* Information supplied:
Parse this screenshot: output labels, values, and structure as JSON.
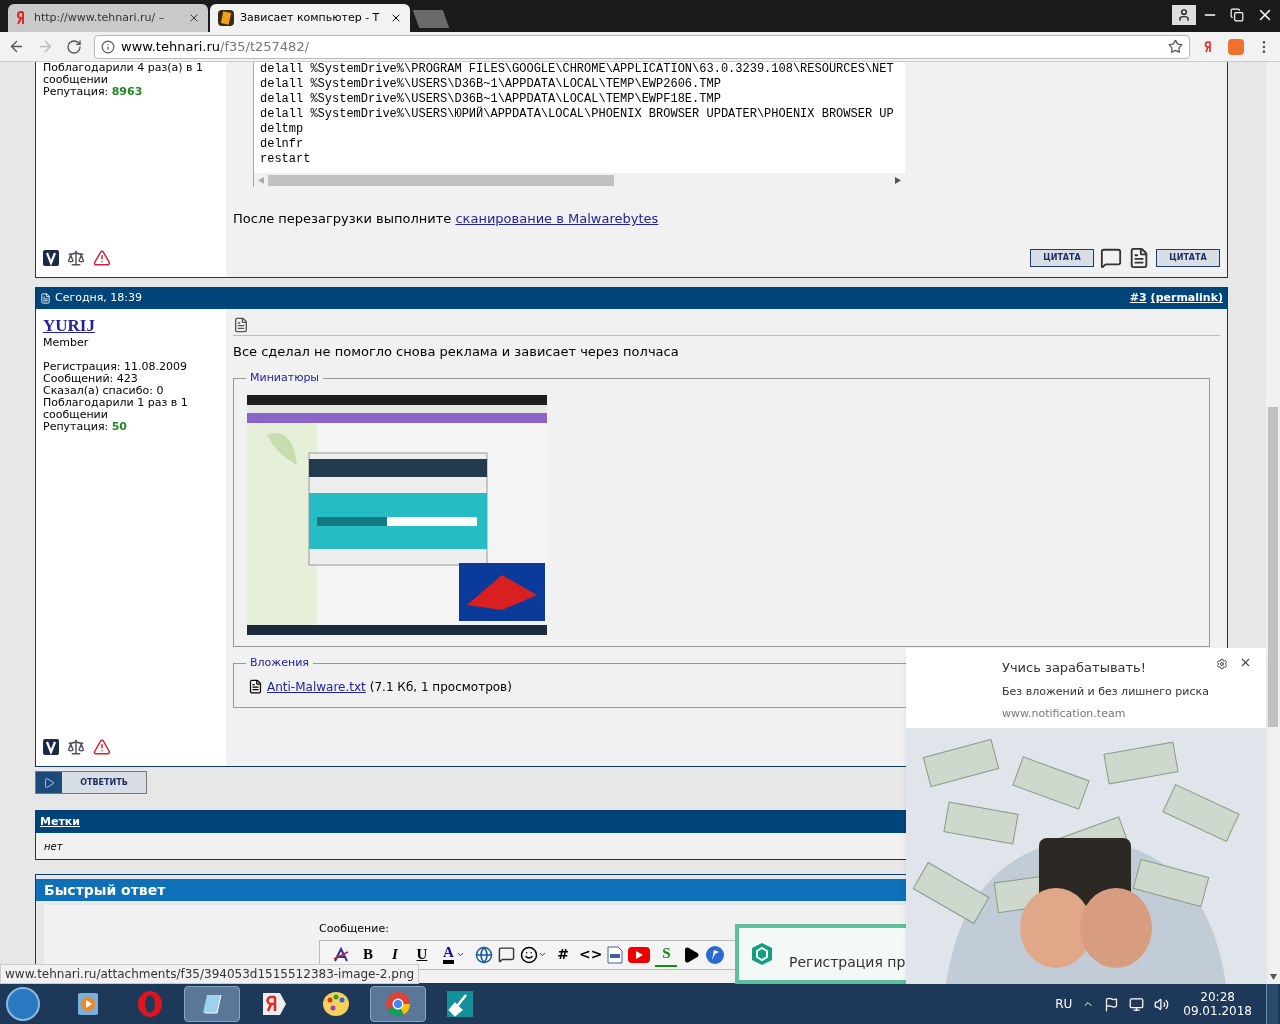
{
  "browser": {
    "tabs": [
      {
        "title": "http://www.tehnari.ru/ –",
        "kind": "yandex",
        "selected": false
      },
      {
        "title": "Зависает компьютер - Т",
        "kind": "site",
        "selected": true
      }
    ],
    "address": {
      "domain": "www.tehnari.ru",
      "path": "/f35/t257482/"
    }
  },
  "previous_post": {
    "stats": [
      "Поблагодарили 4 раз(а) в 1 сообщении"
    ],
    "reputation_label": "Репутация:",
    "reputation": "8963",
    "code_lines": [
      "delall %SystemDrive%\\PROGRAM FILES\\GOOGLE\\CHROME\\APPLICATION\\63.0.3239.108\\RESOURCES\\NET",
      "delall %SystemDrive%\\USERS\\D36B~1\\APPDATA\\LOCAL\\TEMP\\EWP2606.TMP",
      "delall %SystemDrive%\\USERS\\D36B~1\\APPDATA\\LOCAL\\TEMP\\EWPF18E.TMP",
      "delall %SystemDrive%\\USERS\\ЮРИЙ\\APPDATA\\LOCAL\\PHOENIX BROWSER UPDATER\\PHOENIX BROWSER UP",
      "deltmp",
      "delnfr",
      "restart"
    ],
    "text": "После перезагрузки выполните",
    "link": "сканирование в Malwarebytes",
    "buttons": [
      "ЦИТАТА",
      "ЦИТАТА"
    ]
  },
  "post": {
    "date": "Сегодня, 18:39",
    "number": "#3",
    "permalink": "(permalink)",
    "author": "YURIJ",
    "rank": "Member",
    "stats": [
      "Регистрация: 11.08.2009",
      "Сообщений: 423",
      "Сказал(а) спасибо: 0",
      "Поблагодарили 1 раз в 1 сообщении"
    ],
    "reputation_label": "Репутация:",
    "reputation": "50",
    "message": "Все сделал не помогло снова реклама и зависает через полчаса",
    "thumbnails_legend": "Миниатюры",
    "attachments_legend": "Вложения",
    "attachment": {
      "name": "Anti-Malware.txt",
      "info": "(7.1 Кб, 1 просмотров)"
    }
  },
  "reply_button": "ОТВЕТИТЬ",
  "tags": {
    "title": "Метки",
    "value": "нет"
  },
  "quick_reply": {
    "title": "Быстрый ответ",
    "message_label": "Сообщение:",
    "toolbar": [
      {
        "kind": "clear"
      },
      {
        "kind": "bold",
        "label": "B"
      },
      {
        "kind": "italic",
        "label": "I"
      },
      {
        "kind": "underline",
        "label": "U"
      },
      {
        "kind": "color",
        "label": "A"
      },
      {
        "kind": "link"
      },
      {
        "kind": "quote"
      },
      {
        "kind": "smiley"
      },
      {
        "kind": "text",
        "label": "#"
      },
      {
        "kind": "text",
        "label": "<>"
      },
      {
        "kind": "php"
      },
      {
        "kind": "youtube"
      },
      {
        "kind": "letter",
        "label": "S"
      },
      {
        "kind": "play"
      },
      {
        "kind": "blue"
      }
    ]
  },
  "status_url": "www.tehnari.ru/attachments/f35/394053d1515512383-image-2.png",
  "signup_popup": {
    "text": "Регистрация пр"
  },
  "notification": {
    "title": "Учись зарабатывать!",
    "body": "Без вложений и без лишнего риска",
    "domain": "www.notification.team"
  },
  "taskbar": {
    "apps": [
      {
        "kind": "media",
        "active": false
      },
      {
        "kind": "opera",
        "active": false
      },
      {
        "kind": "notepad",
        "active": true
      },
      {
        "kind": "yandex",
        "active": false
      },
      {
        "kind": "paint",
        "active": false
      },
      {
        "kind": "chrome",
        "active": true
      },
      {
        "kind": "cleaner",
        "active": false
      }
    ],
    "language": "RU",
    "time": "20:28",
    "date": "09.01.2018"
  }
}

* Work to complete:
Transcribe all of the entries word for word, but skip any pictures they contain.

* Worked solution:
Parse this screenshot: output labels, values, and structure as JSON.
{
  "browser": {
    "tabs": [
      {
        "title": "http://www.tehnari.ru/ –",
        "kind": "yandex",
        "selected": false
      },
      {
        "title": "Зависает компьютер - Т",
        "kind": "site",
        "selected": true
      }
    ],
    "address": {
      "domain": "www.tehnari.ru",
      "path": "/f35/t257482/"
    }
  },
  "previous_post": {
    "stats": [
      "Поблагодарили 4 раз(а) в 1 сообщении"
    ],
    "reputation_label": "Репутация:",
    "reputation": "8963",
    "code_lines": [
      "delall %SystemDrive%\\PROGRAM FILES\\GOOGLE\\CHROME\\APPLICATION\\63.0.3239.108\\RESOURCES\\NET",
      "delall %SystemDrive%\\USERS\\D36B~1\\APPDATA\\LOCAL\\TEMP\\EWP2606.TMP",
      "delall %SystemDrive%\\USERS\\D36B~1\\APPDATA\\LOCAL\\TEMP\\EWPF18E.TMP",
      "delall %SystemDrive%\\USERS\\ЮРИЙ\\APPDATA\\LOCAL\\PHOENIX BROWSER UPDATER\\PHOENIX BROWSER UP",
      "deltmp",
      "delnfr",
      "restart"
    ],
    "text": "После перезагрузки выполните",
    "link": "сканирование в Malwarebytes",
    "buttons": [
      "ЦИТАТА",
      "ЦИТАТА"
    ]
  },
  "post": {
    "date": "Сегодня, 18:39",
    "number": "#3",
    "permalink": "(permalink)",
    "author": "YURIJ",
    "rank": "Member",
    "stats": [
      "Регистрация: 11.08.2009",
      "Сообщений: 423",
      "Сказал(а) спасибо: 0",
      "Поблагодарили 1 раз в 1 сообщении"
    ],
    "reputation_label": "Репутация:",
    "reputation": "50",
    "message": "Все сделал не помогло снова реклама и зависает через полчаса",
    "thumbnails_legend": "Миниатюры",
    "attachments_legend": "Вложения",
    "attachment": {
      "name": "Anti-Malware.txt",
      "info": "(7.1 Кб, 1 просмотров)"
    }
  },
  "reply_button": "ОТВЕТИТЬ",
  "tags": {
    "title": "Метки",
    "value": "нет"
  },
  "quick_reply": {
    "title": "Быстрый ответ",
    "message_label": "Сообщение:",
    "toolbar": [
      {
        "kind": "clear"
      },
      {
        "kind": "bold",
        "label": "B"
      },
      {
        "kind": "italic",
        "label": "I"
      },
      {
        "kind": "underline",
        "label": "U"
      },
      {
        "kind": "color",
        "label": "A"
      },
      {
        "kind": "link"
      },
      {
        "kind": "quote"
      },
      {
        "kind": "smiley"
      },
      {
        "kind": "text",
        "label": "#"
      },
      {
        "kind": "text",
        "label": "<>"
      },
      {
        "kind": "php"
      },
      {
        "kind": "youtube"
      },
      {
        "kind": "letter",
        "label": "S"
      },
      {
        "kind": "play"
      },
      {
        "kind": "blue"
      }
    ]
  },
  "status_url": "www.tehnari.ru/attachments/f35/394053d1515512383-image-2.png",
  "signup_popup": {
    "text": "Регистрация пр"
  },
  "notification": {
    "title": "Учись зарабатывать!",
    "body": "Без вложений и без лишнего риска",
    "domain": "www.notification.team"
  },
  "taskbar": {
    "apps": [
      {
        "kind": "media",
        "active": false
      },
      {
        "kind": "opera",
        "active": false
      },
      {
        "kind": "notepad",
        "active": true
      },
      {
        "kind": "yandex",
        "active": false
      },
      {
        "kind": "paint",
        "active": false
      },
      {
        "kind": "chrome",
        "active": true
      },
      {
        "kind": "cleaner",
        "active": false
      }
    ],
    "language": "RU",
    "time": "20:28",
    "date": "09.01.2018"
  }
}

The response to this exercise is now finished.